Exercise description = Reproduce every line of the entries below verbatim, in the same order.

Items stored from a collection
===

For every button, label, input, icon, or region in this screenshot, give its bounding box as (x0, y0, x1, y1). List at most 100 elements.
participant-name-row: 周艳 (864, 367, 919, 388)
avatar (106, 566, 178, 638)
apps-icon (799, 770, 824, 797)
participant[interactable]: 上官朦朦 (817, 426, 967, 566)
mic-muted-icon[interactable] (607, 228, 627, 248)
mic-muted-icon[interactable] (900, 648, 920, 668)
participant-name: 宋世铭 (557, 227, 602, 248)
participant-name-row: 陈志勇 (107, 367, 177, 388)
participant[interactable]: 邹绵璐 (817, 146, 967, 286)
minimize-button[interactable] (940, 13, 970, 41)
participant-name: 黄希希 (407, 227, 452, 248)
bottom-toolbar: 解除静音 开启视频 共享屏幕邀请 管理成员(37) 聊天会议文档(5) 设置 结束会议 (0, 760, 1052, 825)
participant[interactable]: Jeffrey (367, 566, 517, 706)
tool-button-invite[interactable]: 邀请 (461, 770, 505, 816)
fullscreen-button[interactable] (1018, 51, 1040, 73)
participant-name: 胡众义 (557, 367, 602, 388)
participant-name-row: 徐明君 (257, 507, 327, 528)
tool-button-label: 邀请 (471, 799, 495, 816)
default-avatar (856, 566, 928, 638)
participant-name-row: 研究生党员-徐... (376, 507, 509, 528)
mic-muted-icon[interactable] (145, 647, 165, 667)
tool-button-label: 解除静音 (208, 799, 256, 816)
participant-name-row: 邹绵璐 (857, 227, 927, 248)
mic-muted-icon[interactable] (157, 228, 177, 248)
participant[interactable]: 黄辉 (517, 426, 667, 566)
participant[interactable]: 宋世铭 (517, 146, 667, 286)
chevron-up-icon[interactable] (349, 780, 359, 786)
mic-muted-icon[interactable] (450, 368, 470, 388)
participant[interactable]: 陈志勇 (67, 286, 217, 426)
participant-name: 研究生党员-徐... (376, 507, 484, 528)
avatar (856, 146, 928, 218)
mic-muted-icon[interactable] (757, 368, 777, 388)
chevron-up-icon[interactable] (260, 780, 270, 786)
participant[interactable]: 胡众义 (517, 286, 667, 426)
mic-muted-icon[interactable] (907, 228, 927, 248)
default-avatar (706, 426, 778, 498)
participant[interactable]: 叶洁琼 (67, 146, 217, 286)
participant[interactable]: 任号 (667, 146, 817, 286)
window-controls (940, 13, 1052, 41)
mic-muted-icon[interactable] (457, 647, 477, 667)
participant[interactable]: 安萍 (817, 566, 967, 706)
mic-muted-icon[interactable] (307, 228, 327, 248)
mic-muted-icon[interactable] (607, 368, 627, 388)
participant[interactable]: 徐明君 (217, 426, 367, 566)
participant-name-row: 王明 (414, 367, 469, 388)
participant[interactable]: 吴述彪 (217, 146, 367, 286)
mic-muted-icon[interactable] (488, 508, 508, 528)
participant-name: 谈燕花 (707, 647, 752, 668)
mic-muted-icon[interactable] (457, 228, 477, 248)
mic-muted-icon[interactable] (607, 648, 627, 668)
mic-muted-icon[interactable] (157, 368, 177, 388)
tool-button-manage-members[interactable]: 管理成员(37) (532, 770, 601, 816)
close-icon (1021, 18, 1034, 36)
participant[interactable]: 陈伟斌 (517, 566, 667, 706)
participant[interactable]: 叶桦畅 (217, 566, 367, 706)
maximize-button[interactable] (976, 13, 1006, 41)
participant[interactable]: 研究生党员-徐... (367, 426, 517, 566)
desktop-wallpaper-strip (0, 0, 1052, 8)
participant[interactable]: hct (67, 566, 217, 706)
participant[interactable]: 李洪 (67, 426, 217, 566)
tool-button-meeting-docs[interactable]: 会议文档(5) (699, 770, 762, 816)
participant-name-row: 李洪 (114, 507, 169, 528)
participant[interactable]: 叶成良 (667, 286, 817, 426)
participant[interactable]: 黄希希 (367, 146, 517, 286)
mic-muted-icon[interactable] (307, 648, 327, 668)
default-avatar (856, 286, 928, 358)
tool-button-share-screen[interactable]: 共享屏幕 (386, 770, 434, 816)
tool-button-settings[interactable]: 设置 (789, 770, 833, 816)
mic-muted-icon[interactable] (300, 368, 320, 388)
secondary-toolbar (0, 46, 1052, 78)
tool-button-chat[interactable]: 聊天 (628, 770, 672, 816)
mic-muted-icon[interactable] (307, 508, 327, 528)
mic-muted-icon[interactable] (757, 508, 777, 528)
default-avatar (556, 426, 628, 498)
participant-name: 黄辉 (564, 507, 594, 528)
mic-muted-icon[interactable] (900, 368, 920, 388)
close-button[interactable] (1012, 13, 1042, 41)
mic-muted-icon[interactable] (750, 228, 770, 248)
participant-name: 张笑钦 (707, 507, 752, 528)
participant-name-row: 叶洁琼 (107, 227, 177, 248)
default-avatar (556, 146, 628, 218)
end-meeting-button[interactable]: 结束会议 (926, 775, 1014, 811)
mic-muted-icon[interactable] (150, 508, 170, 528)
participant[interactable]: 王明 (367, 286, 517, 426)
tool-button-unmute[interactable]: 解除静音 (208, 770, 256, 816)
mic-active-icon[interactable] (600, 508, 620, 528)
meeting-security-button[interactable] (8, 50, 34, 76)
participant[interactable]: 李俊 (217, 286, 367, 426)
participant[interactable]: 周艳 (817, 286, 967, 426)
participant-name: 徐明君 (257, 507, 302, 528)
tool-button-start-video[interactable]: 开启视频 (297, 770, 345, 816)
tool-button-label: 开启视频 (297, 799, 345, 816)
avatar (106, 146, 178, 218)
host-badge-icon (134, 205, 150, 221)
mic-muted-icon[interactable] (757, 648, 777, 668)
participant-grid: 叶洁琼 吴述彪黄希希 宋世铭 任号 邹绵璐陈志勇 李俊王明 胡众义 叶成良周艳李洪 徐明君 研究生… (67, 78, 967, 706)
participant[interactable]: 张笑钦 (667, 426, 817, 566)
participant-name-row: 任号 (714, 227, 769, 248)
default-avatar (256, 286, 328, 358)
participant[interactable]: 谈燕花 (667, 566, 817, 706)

===

Result of this task =
For every button, label, input, icon, or region in this screenshot, give its bounding box as (x0, y0, x1, y1). List at most 100 elements.
participant-name-row: 周艳 (864, 367, 919, 388)
avatar (106, 566, 178, 638)
apps-icon (799, 770, 824, 797)
participant[interactable]: 上官朦朦 (817, 426, 967, 566)
mic-muted-icon[interactable] (607, 228, 627, 248)
mic-muted-icon[interactable] (900, 648, 920, 668)
participant-name: 宋世铭 (557, 227, 602, 248)
participant-name-row: 陈志勇 (107, 367, 177, 388)
participant[interactable]: 邹绵璐 (817, 146, 967, 286)
minimize-button[interactable] (940, 13, 970, 41)
participant-name: 黄希希 (407, 227, 452, 248)
bottom-toolbar: 解除静音 开启视频 共享屏幕邀请 管理成员(37) 聊天会议文档(5) 设置 结束会议 (0, 760, 1052, 825)
participant[interactable]: Jeffrey (367, 566, 517, 706)
tool-button-invite[interactable]: 邀请 (461, 770, 505, 816)
fullscreen-button[interactable] (1018, 51, 1040, 73)
participant-name: 胡众义 (557, 367, 602, 388)
participant-name-row: 徐明君 (257, 507, 327, 528)
tool-button-label: 邀请 (471, 799, 495, 816)
default-avatar (856, 566, 928, 638)
participant-name-row: 研究生党员-徐... (376, 507, 509, 528)
mic-muted-icon[interactable] (145, 647, 165, 667)
tool-button-label: 解除静音 (208, 799, 256, 816)
participant-name-row: 邹绵璐 (857, 227, 927, 248)
mic-muted-icon[interactable] (157, 228, 177, 248)
participant[interactable]: 黄辉 (517, 426, 667, 566)
participant[interactable]: 宋世铭 (517, 146, 667, 286)
chevron-up-icon[interactable] (349, 780, 359, 786)
mic-muted-icon[interactable] (450, 368, 470, 388)
participant[interactable]: 陈志勇 (67, 286, 217, 426)
participant-name: 研究生党员-徐... (376, 507, 484, 528)
avatar (856, 146, 928, 218)
mic-muted-icon[interactable] (757, 368, 777, 388)
chevron-up-icon[interactable] (260, 780, 270, 786)
participant[interactable]: 胡众义 (517, 286, 667, 426)
mic-muted-icon[interactable] (907, 228, 927, 248)
default-avatar (706, 426, 778, 498)
participant[interactable]: 叶洁琼 (67, 146, 217, 286)
participant[interactable]: 任号 (667, 146, 817, 286)
window-controls (940, 13, 1052, 41)
mic-muted-icon[interactable] (457, 647, 477, 667)
participant[interactable]: 安萍 (817, 566, 967, 706)
mic-muted-icon[interactable] (307, 228, 327, 248)
mic-muted-icon[interactable] (607, 368, 627, 388)
participant[interactable]: 徐明君 (217, 426, 367, 566)
participant-name-row: 王明 (414, 367, 469, 388)
participant[interactable]: 吴述彪 (217, 146, 367, 286)
mic-muted-icon[interactable] (488, 508, 508, 528)
participant-name: 谈燕花 (707, 647, 752, 668)
mic-muted-icon[interactable] (457, 228, 477, 248)
mic-muted-icon[interactable] (607, 648, 627, 668)
mic-muted-icon[interactable] (157, 368, 177, 388)
tool-button-manage-members[interactable]: 管理成员(37) (532, 770, 601, 816)
close-icon (1021, 18, 1034, 36)
participant[interactable]: 陈伟斌 (517, 566, 667, 706)
participant[interactable]: 叶桦畅 (217, 566, 367, 706)
maximize-button[interactable] (976, 13, 1006, 41)
participant[interactable]: 研究生党员-徐... (367, 426, 517, 566)
desktop-wallpaper-strip (0, 0, 1052, 8)
participant[interactable]: hct (67, 566, 217, 706)
participant[interactable]: 李洪 (67, 426, 217, 566)
tool-button-meeting-docs[interactable]: 会议文档(5) (699, 770, 762, 816)
participant-name-row: 李洪 (114, 507, 169, 528)
participant[interactable]: 叶成良 (667, 286, 817, 426)
participant[interactable]: 黄希希 (367, 146, 517, 286)
mic-muted-icon[interactable] (307, 648, 327, 668)
default-avatar (856, 286, 928, 358)
tool-button-share-screen[interactable]: 共享屏幕 (386, 770, 434, 816)
tool-button-settings[interactable]: 设置 (789, 770, 833, 816)
mic-muted-icon[interactable] (300, 368, 320, 388)
secondary-toolbar (0, 46, 1052, 78)
tool-button-chat[interactable]: 聊天 (628, 770, 672, 816)
mic-muted-icon[interactable] (307, 508, 327, 528)
mic-muted-icon[interactable] (757, 508, 777, 528)
default-avatar (556, 426, 628, 498)
participant-name: 黄辉 (564, 507, 594, 528)
mic-muted-icon[interactable] (900, 368, 920, 388)
close-button[interactable] (1012, 13, 1042, 41)
mic-muted-icon[interactable] (750, 228, 770, 248)
participant-name: 张笑钦 (707, 507, 752, 528)
participant-name-row: 叶洁琼 (107, 227, 177, 248)
default-avatar (556, 146, 628, 218)
end-meeting-button[interactable]: 结束会议 (926, 775, 1014, 811)
mic-muted-icon[interactable] (150, 508, 170, 528)
participant[interactable]: 王明 (367, 286, 517, 426)
tool-button-unmute[interactable]: 解除静音 (208, 770, 256, 816)
mic-active-icon[interactable] (600, 508, 620, 528)
meeting-security-button[interactable] (8, 50, 34, 76)
participant[interactable]: 李俊 (217, 286, 367, 426)
participant[interactable]: 周艳 (817, 286, 967, 426)
participant-name: 徐明君 (257, 507, 302, 528)
tool-button-start-video[interactable]: 开启视频 (297, 770, 345, 816)
tool-button-label: 开启视频 (297, 799, 345, 816)
avatar (106, 146, 178, 218)
host-badge-icon (134, 205, 150, 221)
mic-muted-icon[interactable] (757, 648, 777, 668)
participant-grid: 叶洁琼 吴述彪黄希希 宋世铭 任号 邹绵璐陈志勇 李俊王明 胡众义 叶成良周艳李洪 徐明君 研究生… (67, 78, 967, 706)
participant[interactable]: 张笑钦 (667, 426, 817, 566)
participant-name-row: 任号 (714, 227, 769, 248)
default-avatar (256, 286, 328, 358)
participant[interactable]: 谈燕花 (667, 566, 817, 706)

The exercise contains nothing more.